*Task prompt*. Output the material exactly, but drop every image it holds.

────

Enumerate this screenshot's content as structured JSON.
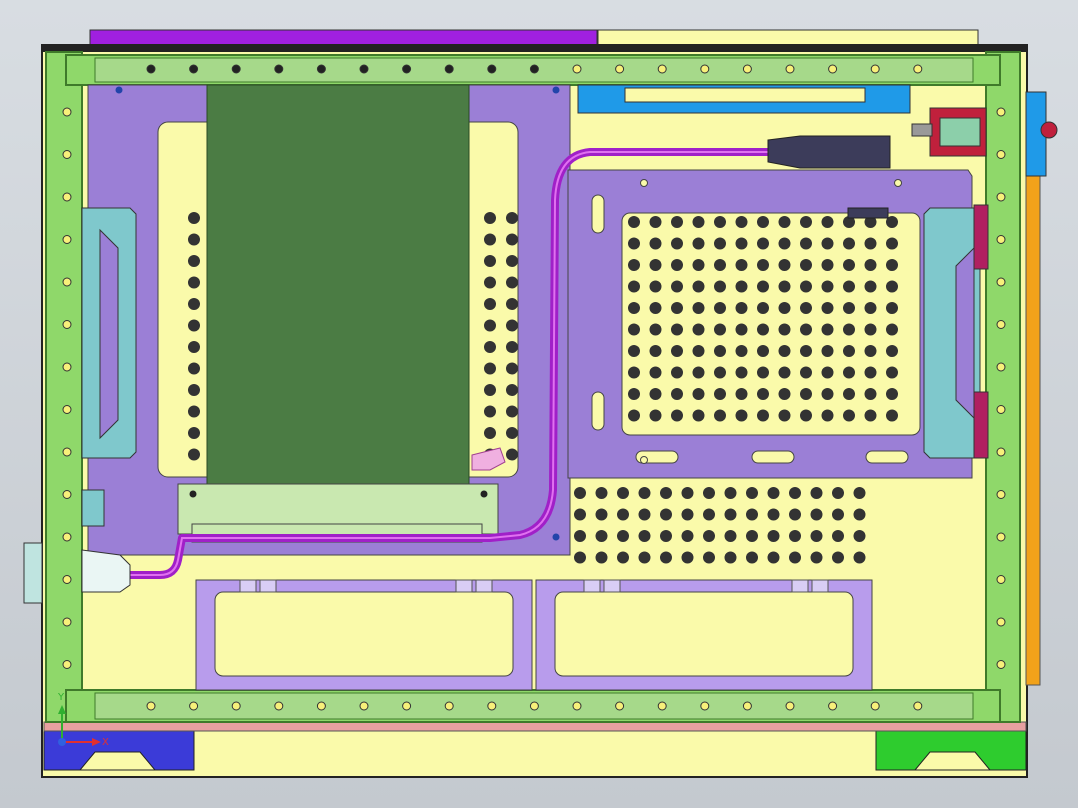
{
  "viewport": {
    "name": "cad-graphics-area",
    "background_top": "#d8dde2",
    "background_bottom": "#c4c9cf"
  },
  "colors": {
    "rail_green": "#8fd86a",
    "rail_dark": "#3f7a2a",
    "rail_inner": "#a6d98a",
    "hole_yellow": "#f7f07a",
    "base_yellow": "#fafaaa",
    "plate_purple": "#9b7fd6",
    "plate_light": "#b89cec",
    "pcb_green": "#4b7c44",
    "pcb_header": "#c9e8b0",
    "bracket_cyan": "#7fc8cc",
    "cable_magenta": "#a020c8",
    "connector_dark": "#3c3c5a",
    "top_blue": "#1f9ae8",
    "right_orange": "#f2a21a",
    "bottom_blue": "#3b3bd8",
    "bottom_green": "#2ecc2e",
    "top_purple": "#a020e0",
    "red_connector": "#c0203c"
  },
  "triad": {
    "x_label": "X",
    "y_label": "Y",
    "x_color": "#e03030",
    "y_color": "#30b030",
    "z_color": "#3060e0"
  }
}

────

*Expected output*.
Enumerate this screenshot's content as structured JSON.
{
  "viewport": {
    "name": "cad-graphics-area",
    "background_top": "#d8dde2",
    "background_bottom": "#c4c9cf"
  },
  "colors": {
    "rail_green": "#8fd86a",
    "rail_dark": "#3f7a2a",
    "rail_inner": "#a6d98a",
    "hole_yellow": "#f7f07a",
    "base_yellow": "#fafaaa",
    "plate_purple": "#9b7fd6",
    "plate_light": "#b89cec",
    "pcb_green": "#4b7c44",
    "pcb_header": "#c9e8b0",
    "bracket_cyan": "#7fc8cc",
    "cable_magenta": "#a020c8",
    "connector_dark": "#3c3c5a",
    "top_blue": "#1f9ae8",
    "right_orange": "#f2a21a",
    "bottom_blue": "#3b3bd8",
    "bottom_green": "#2ecc2e",
    "top_purple": "#a020e0",
    "red_connector": "#c0203c"
  },
  "triad": {
    "x_label": "X",
    "y_label": "Y",
    "x_color": "#e03030",
    "y_color": "#30b030",
    "z_color": "#3060e0"
  }
}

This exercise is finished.